Given instruction: Identify, in the records below, every line where the string "values" appears, and copy each such line.

Data shown:
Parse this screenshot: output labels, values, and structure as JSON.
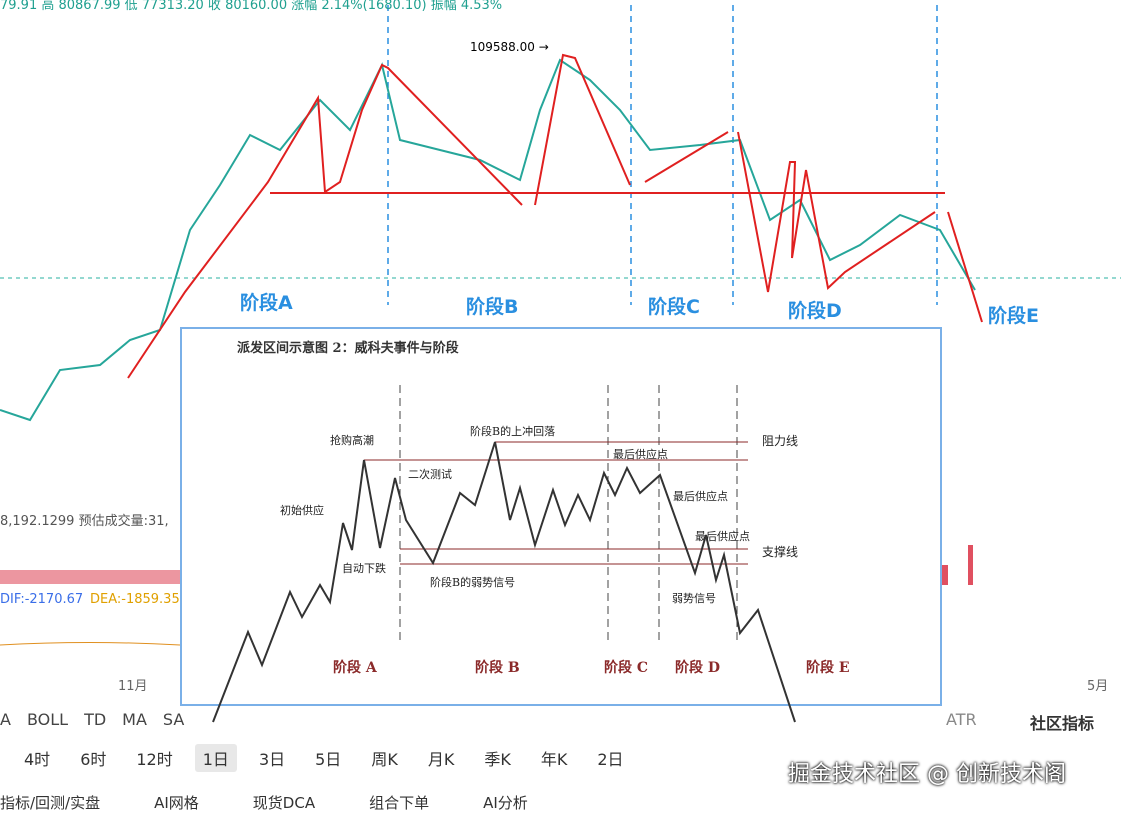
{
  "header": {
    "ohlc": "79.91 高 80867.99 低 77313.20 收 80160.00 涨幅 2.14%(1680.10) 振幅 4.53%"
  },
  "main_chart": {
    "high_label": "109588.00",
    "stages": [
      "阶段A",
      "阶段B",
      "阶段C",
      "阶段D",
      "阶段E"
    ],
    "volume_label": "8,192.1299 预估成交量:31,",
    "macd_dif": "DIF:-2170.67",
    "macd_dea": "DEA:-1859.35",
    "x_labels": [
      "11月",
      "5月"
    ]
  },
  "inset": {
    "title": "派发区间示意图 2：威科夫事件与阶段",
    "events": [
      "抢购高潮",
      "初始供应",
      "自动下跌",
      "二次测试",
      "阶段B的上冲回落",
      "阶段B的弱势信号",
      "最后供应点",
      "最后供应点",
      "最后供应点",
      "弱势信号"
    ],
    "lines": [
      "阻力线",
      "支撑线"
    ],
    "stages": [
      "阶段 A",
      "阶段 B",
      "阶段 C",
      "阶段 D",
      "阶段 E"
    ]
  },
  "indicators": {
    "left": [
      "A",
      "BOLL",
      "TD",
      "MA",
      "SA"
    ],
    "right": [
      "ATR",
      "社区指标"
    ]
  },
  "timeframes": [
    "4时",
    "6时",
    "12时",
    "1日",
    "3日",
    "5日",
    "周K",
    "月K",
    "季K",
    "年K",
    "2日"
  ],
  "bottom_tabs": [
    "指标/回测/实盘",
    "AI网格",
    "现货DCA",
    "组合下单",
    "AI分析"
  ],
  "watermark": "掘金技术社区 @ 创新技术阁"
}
...
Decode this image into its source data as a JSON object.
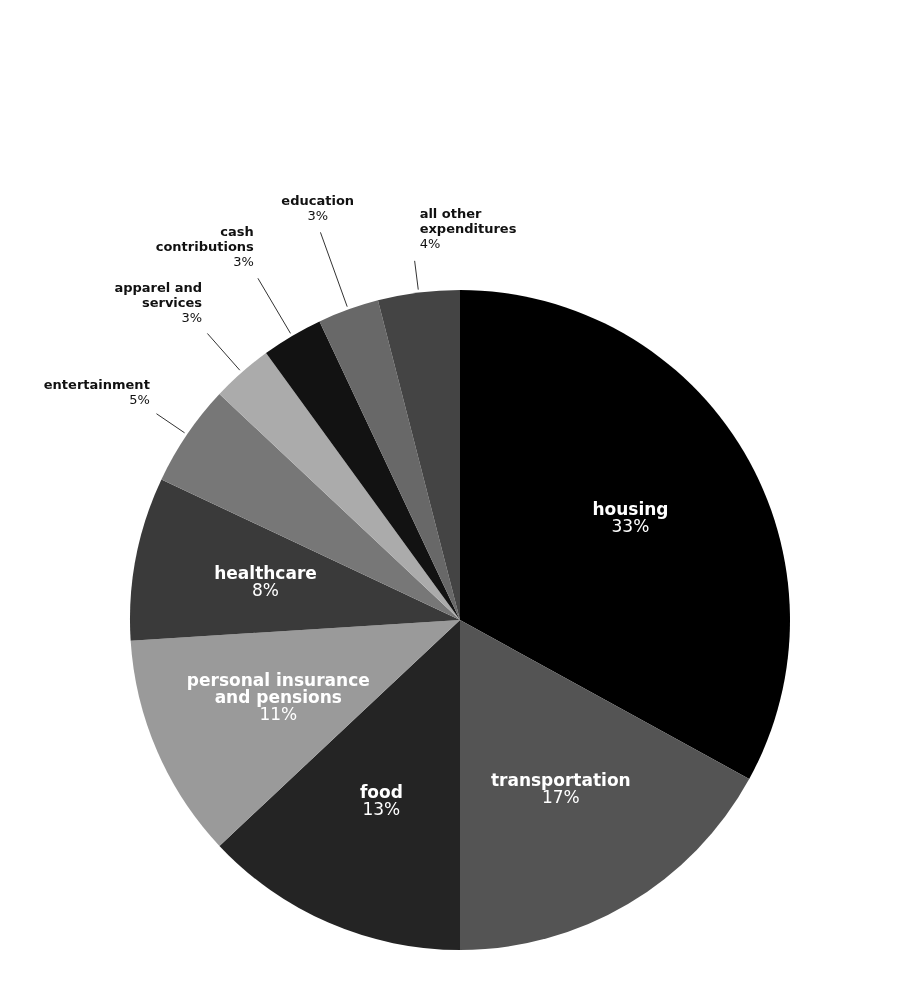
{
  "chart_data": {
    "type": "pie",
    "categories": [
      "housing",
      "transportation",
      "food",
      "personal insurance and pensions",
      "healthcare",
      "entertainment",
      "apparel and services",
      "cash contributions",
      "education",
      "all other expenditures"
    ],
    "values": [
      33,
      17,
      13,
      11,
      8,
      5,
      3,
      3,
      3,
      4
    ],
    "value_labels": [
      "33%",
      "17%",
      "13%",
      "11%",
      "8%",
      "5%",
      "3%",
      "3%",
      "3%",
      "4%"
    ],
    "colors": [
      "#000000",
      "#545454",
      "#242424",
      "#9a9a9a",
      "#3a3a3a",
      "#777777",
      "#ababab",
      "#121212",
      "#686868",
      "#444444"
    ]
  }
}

Final result:
Parse this screenshot: output labels, values, and structure as JSON.
    "values": [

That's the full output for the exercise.